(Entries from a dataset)
──────────────────────────────

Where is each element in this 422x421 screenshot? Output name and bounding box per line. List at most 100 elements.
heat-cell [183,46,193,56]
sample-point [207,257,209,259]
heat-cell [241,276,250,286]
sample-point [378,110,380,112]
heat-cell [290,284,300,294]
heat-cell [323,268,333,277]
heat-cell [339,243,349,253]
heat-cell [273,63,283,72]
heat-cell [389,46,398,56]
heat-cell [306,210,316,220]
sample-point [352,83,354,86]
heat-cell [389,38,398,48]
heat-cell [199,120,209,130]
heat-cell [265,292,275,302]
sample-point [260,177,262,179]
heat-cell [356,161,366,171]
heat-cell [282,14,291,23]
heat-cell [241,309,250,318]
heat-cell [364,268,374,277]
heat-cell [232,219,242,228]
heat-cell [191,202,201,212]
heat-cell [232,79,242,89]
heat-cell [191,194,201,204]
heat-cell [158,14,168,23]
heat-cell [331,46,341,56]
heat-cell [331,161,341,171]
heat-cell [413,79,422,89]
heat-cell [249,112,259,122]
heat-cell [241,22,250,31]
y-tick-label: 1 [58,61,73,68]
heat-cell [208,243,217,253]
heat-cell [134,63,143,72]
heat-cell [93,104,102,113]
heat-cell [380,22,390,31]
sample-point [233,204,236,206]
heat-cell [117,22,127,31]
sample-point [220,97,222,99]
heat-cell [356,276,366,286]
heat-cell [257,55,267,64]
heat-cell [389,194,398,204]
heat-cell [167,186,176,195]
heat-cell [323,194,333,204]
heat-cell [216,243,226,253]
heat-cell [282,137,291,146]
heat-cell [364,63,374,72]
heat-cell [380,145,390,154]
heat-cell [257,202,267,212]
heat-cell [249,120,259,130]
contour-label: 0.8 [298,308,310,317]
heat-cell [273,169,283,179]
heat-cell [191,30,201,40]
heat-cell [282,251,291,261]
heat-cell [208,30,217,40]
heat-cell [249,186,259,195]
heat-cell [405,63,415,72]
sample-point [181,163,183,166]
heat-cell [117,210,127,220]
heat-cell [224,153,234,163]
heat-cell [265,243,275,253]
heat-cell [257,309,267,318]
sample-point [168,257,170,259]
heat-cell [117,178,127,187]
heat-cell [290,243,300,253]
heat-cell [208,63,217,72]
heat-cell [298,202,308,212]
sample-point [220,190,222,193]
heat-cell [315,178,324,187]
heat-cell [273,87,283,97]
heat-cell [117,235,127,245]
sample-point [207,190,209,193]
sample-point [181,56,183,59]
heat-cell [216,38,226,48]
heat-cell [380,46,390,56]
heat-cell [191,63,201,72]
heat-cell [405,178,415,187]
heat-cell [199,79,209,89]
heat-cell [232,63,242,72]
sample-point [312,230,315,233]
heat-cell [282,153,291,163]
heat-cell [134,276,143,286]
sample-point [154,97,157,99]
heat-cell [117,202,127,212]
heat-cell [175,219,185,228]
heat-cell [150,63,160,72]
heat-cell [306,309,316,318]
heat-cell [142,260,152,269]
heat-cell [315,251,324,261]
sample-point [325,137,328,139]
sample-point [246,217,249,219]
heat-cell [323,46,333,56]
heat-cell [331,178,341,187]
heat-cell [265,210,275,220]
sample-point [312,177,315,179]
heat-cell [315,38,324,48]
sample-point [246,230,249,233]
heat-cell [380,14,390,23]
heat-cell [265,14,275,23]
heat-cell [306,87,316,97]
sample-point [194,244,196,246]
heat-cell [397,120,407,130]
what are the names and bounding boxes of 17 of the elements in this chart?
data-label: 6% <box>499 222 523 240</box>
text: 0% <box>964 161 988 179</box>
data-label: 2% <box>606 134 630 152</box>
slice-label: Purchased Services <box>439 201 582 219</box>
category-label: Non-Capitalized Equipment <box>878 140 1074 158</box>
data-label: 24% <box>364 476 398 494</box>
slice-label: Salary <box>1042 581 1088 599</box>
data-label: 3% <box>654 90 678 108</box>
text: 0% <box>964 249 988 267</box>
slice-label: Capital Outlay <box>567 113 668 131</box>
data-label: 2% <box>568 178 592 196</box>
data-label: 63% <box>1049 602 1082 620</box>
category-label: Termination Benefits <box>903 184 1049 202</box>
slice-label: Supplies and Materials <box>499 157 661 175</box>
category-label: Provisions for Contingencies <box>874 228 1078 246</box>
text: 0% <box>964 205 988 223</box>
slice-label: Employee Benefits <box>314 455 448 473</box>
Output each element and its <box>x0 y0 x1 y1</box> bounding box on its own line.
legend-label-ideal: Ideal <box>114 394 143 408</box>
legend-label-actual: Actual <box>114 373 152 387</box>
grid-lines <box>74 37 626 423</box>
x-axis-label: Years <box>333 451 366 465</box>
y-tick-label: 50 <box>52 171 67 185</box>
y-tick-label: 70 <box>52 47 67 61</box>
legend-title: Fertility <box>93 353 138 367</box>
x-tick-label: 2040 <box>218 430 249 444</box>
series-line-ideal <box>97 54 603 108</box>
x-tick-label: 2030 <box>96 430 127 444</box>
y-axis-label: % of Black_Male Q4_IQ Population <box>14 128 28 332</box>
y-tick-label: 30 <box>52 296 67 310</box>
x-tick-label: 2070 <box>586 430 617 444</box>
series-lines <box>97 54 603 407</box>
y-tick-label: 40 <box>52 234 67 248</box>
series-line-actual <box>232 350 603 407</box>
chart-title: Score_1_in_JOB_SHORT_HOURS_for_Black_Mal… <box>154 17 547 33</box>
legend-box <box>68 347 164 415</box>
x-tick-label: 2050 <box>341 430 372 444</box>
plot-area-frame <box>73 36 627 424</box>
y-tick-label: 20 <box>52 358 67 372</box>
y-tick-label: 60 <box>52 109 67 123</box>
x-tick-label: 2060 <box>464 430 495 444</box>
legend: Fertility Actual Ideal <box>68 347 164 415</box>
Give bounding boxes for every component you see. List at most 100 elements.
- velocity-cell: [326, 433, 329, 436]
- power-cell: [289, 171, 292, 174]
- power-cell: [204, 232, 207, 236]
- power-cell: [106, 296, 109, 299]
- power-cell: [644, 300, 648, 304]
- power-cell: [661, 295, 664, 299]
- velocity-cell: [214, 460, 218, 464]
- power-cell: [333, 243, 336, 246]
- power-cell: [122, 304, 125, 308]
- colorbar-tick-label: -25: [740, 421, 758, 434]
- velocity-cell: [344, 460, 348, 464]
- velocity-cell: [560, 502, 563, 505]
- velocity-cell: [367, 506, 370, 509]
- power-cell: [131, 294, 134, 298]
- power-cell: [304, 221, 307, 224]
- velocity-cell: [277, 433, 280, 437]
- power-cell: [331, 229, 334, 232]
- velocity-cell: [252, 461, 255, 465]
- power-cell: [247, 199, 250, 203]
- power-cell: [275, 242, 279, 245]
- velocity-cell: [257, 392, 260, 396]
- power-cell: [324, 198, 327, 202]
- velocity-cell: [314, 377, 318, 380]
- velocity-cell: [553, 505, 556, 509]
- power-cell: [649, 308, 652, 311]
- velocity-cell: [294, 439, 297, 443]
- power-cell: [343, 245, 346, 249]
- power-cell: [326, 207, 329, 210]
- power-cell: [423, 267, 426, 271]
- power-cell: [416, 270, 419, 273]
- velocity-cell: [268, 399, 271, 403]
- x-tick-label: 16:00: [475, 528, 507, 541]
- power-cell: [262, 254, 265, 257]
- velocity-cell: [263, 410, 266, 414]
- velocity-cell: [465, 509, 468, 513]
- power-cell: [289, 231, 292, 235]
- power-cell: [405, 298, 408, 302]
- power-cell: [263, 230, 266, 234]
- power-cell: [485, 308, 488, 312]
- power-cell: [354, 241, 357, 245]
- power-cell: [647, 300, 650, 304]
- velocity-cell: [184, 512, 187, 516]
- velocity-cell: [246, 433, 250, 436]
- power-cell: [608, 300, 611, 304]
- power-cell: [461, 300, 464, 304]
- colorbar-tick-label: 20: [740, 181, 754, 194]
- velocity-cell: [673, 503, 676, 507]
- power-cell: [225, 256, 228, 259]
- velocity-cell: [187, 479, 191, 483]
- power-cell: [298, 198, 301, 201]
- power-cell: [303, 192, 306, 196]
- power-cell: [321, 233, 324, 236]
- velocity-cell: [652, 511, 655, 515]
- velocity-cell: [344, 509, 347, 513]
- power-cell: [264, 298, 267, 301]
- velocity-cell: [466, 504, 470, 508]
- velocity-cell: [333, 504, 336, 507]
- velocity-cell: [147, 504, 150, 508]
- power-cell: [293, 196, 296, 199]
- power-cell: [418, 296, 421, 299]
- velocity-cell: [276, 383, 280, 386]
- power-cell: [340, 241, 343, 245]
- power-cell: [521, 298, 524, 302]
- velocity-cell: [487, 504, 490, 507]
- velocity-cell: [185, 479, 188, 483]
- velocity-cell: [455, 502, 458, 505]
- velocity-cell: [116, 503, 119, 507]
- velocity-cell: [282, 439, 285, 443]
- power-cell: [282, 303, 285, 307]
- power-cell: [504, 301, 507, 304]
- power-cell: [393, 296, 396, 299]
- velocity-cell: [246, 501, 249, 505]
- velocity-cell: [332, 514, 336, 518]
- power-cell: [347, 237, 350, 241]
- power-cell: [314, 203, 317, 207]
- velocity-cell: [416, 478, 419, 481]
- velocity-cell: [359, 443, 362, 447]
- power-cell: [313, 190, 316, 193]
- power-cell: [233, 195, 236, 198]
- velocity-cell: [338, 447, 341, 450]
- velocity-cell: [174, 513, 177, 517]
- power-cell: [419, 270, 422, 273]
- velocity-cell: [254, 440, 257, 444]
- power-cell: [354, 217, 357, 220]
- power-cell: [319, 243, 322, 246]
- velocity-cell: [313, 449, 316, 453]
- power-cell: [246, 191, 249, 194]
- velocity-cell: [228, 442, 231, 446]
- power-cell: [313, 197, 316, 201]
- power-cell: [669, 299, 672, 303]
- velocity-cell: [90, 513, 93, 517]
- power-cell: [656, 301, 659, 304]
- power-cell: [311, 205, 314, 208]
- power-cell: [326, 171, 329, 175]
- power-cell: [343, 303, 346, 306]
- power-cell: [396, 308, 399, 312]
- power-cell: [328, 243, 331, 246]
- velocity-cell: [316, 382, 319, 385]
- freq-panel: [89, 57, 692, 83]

──────────────────────────────

▸ **Task requirements**:
Duplicate the lines from the beginning of the entries through the line containing "sample-point [260,177,262,179]", including both ends.

▸ **Solved problem**:
Where is each element in this 422x421 screenshot? Output name and bounding box per line. List at most 100 elements.
heat-cell [183,46,193,56]
sample-point [207,257,209,259]
heat-cell [241,276,250,286]
sample-point [378,110,380,112]
heat-cell [290,284,300,294]
heat-cell [323,268,333,277]
heat-cell [339,243,349,253]
heat-cell [273,63,283,72]
heat-cell [389,46,398,56]
heat-cell [306,210,316,220]
sample-point [352,83,354,86]
heat-cell [389,38,398,48]
heat-cell [199,120,209,130]
heat-cell [265,292,275,302]
sample-point [260,177,262,179]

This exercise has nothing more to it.